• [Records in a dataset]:
# # # # #

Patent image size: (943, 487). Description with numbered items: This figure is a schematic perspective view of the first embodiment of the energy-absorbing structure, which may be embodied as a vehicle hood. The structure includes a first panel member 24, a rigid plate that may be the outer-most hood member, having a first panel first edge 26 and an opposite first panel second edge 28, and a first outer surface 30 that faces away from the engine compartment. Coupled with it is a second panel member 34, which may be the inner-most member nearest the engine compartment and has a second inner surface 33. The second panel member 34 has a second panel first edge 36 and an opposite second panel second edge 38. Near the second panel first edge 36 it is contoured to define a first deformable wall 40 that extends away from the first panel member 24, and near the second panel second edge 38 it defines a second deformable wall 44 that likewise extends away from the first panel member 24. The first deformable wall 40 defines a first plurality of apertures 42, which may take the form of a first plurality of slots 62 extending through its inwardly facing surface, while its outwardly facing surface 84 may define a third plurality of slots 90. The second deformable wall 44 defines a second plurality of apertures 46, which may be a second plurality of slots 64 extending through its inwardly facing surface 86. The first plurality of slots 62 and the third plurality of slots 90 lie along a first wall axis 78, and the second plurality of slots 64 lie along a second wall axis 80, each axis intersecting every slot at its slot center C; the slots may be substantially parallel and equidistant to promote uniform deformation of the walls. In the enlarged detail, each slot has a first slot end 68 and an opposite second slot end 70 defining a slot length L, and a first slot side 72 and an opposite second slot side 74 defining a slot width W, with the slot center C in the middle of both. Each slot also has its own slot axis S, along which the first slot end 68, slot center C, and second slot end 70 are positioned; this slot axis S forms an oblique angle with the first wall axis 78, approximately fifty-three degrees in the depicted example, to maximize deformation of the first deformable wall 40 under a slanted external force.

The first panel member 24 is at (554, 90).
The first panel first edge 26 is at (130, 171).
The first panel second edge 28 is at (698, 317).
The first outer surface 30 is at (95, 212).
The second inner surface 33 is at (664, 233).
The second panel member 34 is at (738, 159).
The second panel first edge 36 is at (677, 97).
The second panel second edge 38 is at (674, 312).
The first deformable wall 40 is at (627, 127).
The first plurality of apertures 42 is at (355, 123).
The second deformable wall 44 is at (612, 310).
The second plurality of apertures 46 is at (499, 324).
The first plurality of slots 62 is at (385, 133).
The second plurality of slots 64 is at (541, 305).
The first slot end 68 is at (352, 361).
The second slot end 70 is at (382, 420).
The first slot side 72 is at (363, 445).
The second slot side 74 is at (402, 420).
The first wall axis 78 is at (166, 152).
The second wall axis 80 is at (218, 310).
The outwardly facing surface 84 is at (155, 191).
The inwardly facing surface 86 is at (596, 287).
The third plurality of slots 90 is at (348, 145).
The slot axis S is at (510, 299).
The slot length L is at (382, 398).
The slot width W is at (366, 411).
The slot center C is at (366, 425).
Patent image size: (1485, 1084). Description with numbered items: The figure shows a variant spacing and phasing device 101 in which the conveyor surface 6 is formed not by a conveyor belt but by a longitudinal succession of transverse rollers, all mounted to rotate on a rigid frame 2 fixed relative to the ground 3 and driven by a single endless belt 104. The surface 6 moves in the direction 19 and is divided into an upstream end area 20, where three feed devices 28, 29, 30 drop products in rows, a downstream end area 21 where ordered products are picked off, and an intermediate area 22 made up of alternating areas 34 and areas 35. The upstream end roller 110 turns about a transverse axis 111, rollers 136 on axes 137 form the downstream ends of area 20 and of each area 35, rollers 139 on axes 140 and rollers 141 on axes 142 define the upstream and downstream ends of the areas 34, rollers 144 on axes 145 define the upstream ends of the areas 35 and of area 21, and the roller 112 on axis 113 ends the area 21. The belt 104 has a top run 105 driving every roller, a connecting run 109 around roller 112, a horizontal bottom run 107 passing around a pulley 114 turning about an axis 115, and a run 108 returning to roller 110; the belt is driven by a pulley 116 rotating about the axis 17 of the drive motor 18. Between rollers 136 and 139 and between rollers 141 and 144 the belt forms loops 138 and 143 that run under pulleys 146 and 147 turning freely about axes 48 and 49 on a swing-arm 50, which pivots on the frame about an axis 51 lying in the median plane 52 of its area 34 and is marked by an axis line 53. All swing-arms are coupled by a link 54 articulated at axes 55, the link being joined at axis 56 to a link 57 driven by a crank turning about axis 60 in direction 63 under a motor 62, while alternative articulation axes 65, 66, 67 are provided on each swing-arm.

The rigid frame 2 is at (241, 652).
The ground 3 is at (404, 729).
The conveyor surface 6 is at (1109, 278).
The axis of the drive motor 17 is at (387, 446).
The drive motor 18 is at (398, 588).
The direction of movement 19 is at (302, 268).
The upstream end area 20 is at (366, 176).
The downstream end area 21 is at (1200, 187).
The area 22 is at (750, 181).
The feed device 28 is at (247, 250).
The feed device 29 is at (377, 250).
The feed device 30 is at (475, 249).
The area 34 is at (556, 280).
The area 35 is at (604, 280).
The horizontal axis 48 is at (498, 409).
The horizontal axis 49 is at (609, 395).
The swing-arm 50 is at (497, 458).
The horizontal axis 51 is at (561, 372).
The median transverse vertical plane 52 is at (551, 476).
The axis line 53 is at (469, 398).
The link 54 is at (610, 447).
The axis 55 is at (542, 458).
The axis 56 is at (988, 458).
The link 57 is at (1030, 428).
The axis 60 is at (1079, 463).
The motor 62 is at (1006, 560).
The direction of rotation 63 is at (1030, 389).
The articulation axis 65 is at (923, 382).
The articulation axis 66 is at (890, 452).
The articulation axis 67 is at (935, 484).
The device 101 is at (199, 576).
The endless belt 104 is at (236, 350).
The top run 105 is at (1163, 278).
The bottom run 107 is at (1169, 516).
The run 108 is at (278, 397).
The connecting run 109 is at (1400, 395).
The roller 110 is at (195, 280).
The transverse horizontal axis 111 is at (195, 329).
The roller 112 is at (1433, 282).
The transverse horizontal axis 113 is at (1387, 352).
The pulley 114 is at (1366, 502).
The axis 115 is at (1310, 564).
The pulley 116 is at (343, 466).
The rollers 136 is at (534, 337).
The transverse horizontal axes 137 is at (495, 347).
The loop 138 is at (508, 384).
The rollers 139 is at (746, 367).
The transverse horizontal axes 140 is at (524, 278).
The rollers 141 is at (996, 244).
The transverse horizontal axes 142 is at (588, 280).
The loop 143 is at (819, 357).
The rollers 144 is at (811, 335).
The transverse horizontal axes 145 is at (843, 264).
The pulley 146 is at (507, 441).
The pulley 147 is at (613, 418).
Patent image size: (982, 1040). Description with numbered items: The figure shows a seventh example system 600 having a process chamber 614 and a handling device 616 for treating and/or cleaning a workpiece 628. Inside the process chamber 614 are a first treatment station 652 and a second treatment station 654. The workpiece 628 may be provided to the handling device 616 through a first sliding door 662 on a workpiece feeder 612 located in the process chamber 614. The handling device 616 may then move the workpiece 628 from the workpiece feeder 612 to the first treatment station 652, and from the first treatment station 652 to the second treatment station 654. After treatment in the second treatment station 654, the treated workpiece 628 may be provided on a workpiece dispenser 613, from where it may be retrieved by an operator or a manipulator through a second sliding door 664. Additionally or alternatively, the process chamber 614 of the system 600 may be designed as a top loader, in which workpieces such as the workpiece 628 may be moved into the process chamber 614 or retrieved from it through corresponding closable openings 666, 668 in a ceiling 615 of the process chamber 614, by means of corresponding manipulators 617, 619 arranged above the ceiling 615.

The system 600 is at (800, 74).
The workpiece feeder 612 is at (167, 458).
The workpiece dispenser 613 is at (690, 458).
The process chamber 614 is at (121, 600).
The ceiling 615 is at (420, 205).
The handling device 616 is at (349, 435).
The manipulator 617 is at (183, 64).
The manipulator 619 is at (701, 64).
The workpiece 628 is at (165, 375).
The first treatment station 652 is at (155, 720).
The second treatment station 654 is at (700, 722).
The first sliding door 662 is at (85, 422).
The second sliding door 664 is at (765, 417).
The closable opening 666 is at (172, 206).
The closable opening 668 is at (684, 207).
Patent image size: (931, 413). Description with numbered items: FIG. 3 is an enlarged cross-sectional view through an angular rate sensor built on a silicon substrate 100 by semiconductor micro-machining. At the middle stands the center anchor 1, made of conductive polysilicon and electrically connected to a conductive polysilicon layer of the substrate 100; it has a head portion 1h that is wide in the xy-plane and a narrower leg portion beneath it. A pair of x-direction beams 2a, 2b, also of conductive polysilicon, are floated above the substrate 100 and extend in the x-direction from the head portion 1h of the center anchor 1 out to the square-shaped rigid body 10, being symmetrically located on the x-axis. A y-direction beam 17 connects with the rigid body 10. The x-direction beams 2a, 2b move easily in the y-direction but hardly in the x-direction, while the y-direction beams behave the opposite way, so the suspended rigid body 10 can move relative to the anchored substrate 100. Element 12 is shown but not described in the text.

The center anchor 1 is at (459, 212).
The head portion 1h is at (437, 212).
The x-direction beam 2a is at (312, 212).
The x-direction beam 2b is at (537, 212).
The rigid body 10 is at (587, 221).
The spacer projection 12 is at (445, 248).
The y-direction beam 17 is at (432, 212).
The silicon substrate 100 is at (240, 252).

# # # # #

• [AIM]: Render everything from the line containing "Patent image size: (982, 1040)." down to the line containing "The closable opening 668 is at (684, 207)." as a JSON list of strings, one string per line, with blank lines omitted.

• [FINAL ANSWER]:
[
  "Patent image size: (982, 1040). Description with numbered items: The figure shows a seventh example system 600 having a process chamber 614 and a handling device 616 for treating and/or cleaning a workpiece 628. Inside the process chamber 614 are a first treatment station 652 and a second treatment station 654. The workpiece 628 may be provided to the handling device 616 through a first sliding door 662 on a workpiece feeder 612 located in the process chamber 614. The handling device 616 may then move the workpiece 628 from the workpiece feeder 612 to the first treatment station 652, and from the first treatment station 652 to the second treatment station 654. After treatment in the second treatment station 654, the treated workpiece 628 may be provided on a workpiece dispenser 613, from where it may be retrieved by an operator or a manipulator through a second sliding door 664. Additionally or alternatively, the process chamber 614 of the system 600 may be designed as a top loader, in which workpieces such as the workpiece 628 may be moved into the process chamber 614 or retrieved from it through corresponding closable openings 666, 668 in a ceiling 615 of the process chamber 614, by means of corresponding manipulators 617, 619 arranged above the ceiling 615.",
  "The system 600 is at (800, 74).",
  "The workpiece feeder 612 is at (167, 458).",
  "The workpiece dispenser 613 is at (690, 458).",
  "The process chamber 614 is at (121, 600).",
  "The ceiling 615 is at (420, 205).",
  "The handling device 616 is at (349, 435).",
  "The manipulator 617 is at (183, 64).",
  "The manipulator 619 is at (701, 64).",
  "The workpiece 628 is at (165, 375).",
  "The first treatment station 652 is at (155, 720).",
  "The second treatment station 654 is at (700, 722).",
  "The first sliding door 662 is at (85, 422).",
  "The second sliding door 664 is at (765, 417).",
  "The closable opening 666 is at (172, 206).",
  "The closable opening 668 is at (684, 207)."
]